Data for this exercise:
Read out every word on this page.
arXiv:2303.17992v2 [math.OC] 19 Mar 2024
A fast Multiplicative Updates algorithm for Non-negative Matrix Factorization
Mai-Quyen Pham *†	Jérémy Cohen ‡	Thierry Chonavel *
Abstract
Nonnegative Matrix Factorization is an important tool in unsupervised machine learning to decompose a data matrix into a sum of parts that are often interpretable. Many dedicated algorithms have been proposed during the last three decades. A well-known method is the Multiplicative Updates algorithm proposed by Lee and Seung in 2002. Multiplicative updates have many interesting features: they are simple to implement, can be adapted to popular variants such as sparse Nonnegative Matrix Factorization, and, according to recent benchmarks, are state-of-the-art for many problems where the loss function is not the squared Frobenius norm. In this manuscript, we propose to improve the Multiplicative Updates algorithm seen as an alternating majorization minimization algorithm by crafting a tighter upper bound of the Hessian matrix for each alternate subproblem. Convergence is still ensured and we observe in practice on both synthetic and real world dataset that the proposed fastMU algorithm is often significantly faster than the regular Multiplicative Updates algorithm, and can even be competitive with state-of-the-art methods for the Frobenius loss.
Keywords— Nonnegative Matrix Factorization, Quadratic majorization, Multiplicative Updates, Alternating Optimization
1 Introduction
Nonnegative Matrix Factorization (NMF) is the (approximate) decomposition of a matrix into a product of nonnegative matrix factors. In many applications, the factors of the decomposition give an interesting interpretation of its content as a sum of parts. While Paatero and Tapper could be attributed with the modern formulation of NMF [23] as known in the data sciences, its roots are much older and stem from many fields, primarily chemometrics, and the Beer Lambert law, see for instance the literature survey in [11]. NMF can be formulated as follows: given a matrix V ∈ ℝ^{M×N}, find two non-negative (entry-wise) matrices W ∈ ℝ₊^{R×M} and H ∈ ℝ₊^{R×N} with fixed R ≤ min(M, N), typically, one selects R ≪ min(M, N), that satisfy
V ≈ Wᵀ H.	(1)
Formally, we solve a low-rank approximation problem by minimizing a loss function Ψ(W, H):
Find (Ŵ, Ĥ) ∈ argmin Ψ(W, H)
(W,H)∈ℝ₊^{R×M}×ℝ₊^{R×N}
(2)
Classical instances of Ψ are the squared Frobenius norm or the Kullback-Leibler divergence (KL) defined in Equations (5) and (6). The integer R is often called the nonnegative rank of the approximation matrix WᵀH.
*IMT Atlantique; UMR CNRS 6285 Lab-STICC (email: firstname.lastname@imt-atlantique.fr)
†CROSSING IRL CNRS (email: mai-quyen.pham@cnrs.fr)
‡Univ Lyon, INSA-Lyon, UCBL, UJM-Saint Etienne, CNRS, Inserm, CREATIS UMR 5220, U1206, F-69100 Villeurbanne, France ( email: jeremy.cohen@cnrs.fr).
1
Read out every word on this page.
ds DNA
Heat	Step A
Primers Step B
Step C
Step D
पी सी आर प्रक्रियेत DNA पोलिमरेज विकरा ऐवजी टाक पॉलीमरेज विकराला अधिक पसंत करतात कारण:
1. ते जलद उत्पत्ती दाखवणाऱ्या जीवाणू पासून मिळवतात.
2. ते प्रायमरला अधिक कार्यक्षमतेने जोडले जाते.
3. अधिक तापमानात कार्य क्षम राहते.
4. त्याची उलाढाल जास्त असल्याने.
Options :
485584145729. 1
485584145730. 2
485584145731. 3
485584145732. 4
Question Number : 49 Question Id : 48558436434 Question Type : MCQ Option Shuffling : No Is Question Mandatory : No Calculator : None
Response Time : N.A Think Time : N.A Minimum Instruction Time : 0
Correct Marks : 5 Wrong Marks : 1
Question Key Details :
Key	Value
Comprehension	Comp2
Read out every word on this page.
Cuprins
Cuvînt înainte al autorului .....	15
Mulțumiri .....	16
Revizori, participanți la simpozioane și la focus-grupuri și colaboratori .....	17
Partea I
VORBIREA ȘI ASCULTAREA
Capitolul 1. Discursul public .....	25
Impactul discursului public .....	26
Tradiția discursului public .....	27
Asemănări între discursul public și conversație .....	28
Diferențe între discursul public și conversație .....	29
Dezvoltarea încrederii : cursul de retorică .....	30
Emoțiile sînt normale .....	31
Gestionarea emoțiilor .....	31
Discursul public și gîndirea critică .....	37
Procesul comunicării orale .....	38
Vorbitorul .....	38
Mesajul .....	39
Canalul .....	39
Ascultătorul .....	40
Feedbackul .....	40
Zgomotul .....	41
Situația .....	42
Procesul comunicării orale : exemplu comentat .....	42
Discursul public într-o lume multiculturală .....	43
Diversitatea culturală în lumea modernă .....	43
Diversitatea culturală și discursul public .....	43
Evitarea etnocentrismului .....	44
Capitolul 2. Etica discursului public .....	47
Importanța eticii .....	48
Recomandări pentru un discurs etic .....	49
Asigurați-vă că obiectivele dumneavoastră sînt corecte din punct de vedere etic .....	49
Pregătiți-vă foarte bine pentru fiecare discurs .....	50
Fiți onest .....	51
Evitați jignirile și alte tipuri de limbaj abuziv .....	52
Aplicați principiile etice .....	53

The request:
Print every record above exactly as written.

Finished task:
Read out every word on this page.
arXiv:2303.17992v2 [math.OC] 19 Mar 2024
A fast Multiplicative Updates algorithm for Non-negative Matrix Factorization
Mai-Quyen Pham *†	Jérémy Cohen ‡	Thierry Chonavel *
Abstract
Nonnegative Matrix Factorization is an important tool in unsupervised machine learning to decompose a data matrix into a sum of parts that are often interpretable. Many dedicated algorithms have been proposed during the last three decades. A well-known method is the Multiplicative Updates algorithm proposed by Lee and Seung in 2002. Multiplicative updates have many interesting features: they are simple to implement, can be adapted to popular variants such as sparse Nonnegative Matrix Factorization, and, according to recent benchmarks, are state-of-the-art for many problems where the loss function is not the squared Frobenius norm. In this manuscript, we propose to improve the Multiplicative Updates algorithm seen as an alternating majorization minimization algorithm by crafting a tighter upper bound of the Hessian matrix for each alternate subproblem. Convergence is still ensured and we observe in practice on both synthetic and real world dataset that the proposed fastMU algorithm is often significantly faster than the regular Multiplicative Updates algorithm, and can even be competitive with state-of-the-art methods for the Frobenius loss.
Keywords— Nonnegative Matrix Factorization, Quadratic majorization, Multiplicative Updates, Alternating Optimization
1 Introduction
Nonnegative Matrix Factorization (NMF) is the (approximate) decomposition of a matrix into a product of nonnegative matrix factors. In many applications, the factors of the decomposition give an interesting interpretation of its content as a sum of parts. While Paatero and Tapper could be attributed with the modern formulation of NMF [23] as known in the data sciences, its roots are much older and stem from many fields, primarily chemometrics, and the Beer Lambert law, see for instance the literature survey in [11]. NMF can be formulated as follows: given a matrix V ∈ ℝ^{M×N}, find two non-negative (entry-wise) matrices W ∈ ℝ₊^{R×M} and H ∈ ℝ₊^{R×N} with fixed R ≤ min(M, N), typically, one selects R ≪ min(M, N), that satisfy
V ≈ Wᵀ H.	(1)
Formally, we solve a low-rank approximation problem by minimizing a loss function Ψ(W, H):
Find (Ŵ, Ĥ) ∈ argmin Ψ(W, H)
(W,H)∈ℝ₊^{R×M}×ℝ₊^{R×N}
(2)
Classical instances of Ψ are the squared Frobenius norm or the Kullback-Leibler divergence (KL) defined in Equations (5) and (6). The integer R is often called the nonnegative rank of the approximation matrix WᵀH.
*IMT Atlantique; UMR CNRS 6285 Lab-STICC (email: firstname.lastname@imt-atlantique.fr)
†CROSSING IRL CNRS (email: mai-quyen.pham@cnrs.fr)
‡Univ Lyon, INSA-Lyon, UCBL, UJM-Saint Etienne, CNRS, Inserm, CREATIS UMR 5220, U1206, F-69100 Villeurbanne, France ( email: jeremy.cohen@cnrs.fr).
1
Read out every word on this page.
ds DNA
Heat	Step A
Primers Step B
Step C
Step D
पी सी आर प्रक्रियेत DNA पोलिमरेज विकरा ऐवजी टाक पॉलीमरेज विकराला अधिक पसंत करतात कारण:
1. ते जलद उत्पत्ती दाखवणाऱ्या जीवाणू पासून मिळवतात.
2. ते प्रायमरला अधिक कार्यक्षमतेने जोडले जाते.
3. अधिक तापमानात कार्य क्षम राहते.
4. त्याची उलाढाल जास्त असल्याने.
Options :
485584145729. 1
485584145730. 2
485584145731. 3
485584145732. 4
Question Number : 49 Question Id : 48558436434 Question Type : MCQ Option Shuffling : No Is Question Mandatory : No Calculator : None
Response Time : N.A Think Time : N.A Minimum Instruction Time : 0
Correct Marks : 5 Wrong Marks : 1
Question Key Details :
Key	Value
Comprehension	Comp2
Read out every word on this page.
Cuprins
Cuvînt înainte al autorului .....	15
Mulțumiri .....	16
Revizori, participanți la simpozioane și la focus-grupuri și colaboratori .....	17
Partea I
VORBIREA ȘI ASCULTAREA
Capitolul 1. Discursul public .....	25
Impactul discursului public .....	26
Tradiția discursului public .....	27
Asemănări între discursul public și conversație .....	28
Diferențe între discursul public și conversație .....	29
Dezvoltarea încrederii : cursul de retorică .....	30
Emoțiile sînt normale .....	31
Gestionarea emoțiilor .....	31
Discursul public și gîndirea critică .....	37
Procesul comunicării orale .....	38
Vorbitorul .....	38
Mesajul .....	39
Canalul .....	39
Ascultătorul .....	40
Feedbackul .....	40
Zgomotul .....	41
Situația .....	42
Procesul comunicării orale : exemplu comentat .....	42
Discursul public într-o lume multiculturală .....	43
Diversitatea culturală în lumea modernă .....	43
Diversitatea culturală și discursul public .....	43
Evitarea etnocentrismului .....	44
Capitolul 2. Etica discursului public .....	47
Importanța eticii .....	48
Recomandări pentru un discurs etic .....	49
Asigurați-vă că obiectivele dumneavoastră sînt corecte din punct de vedere etic .....	49
Pregătiți-vă foarte bine pentru fiecare discurs .....	50
Fiți onest .....	51
Evitați jignirile și alte tipuri de limbaj abuziv .....	52
Aplicați principiile etice .....	53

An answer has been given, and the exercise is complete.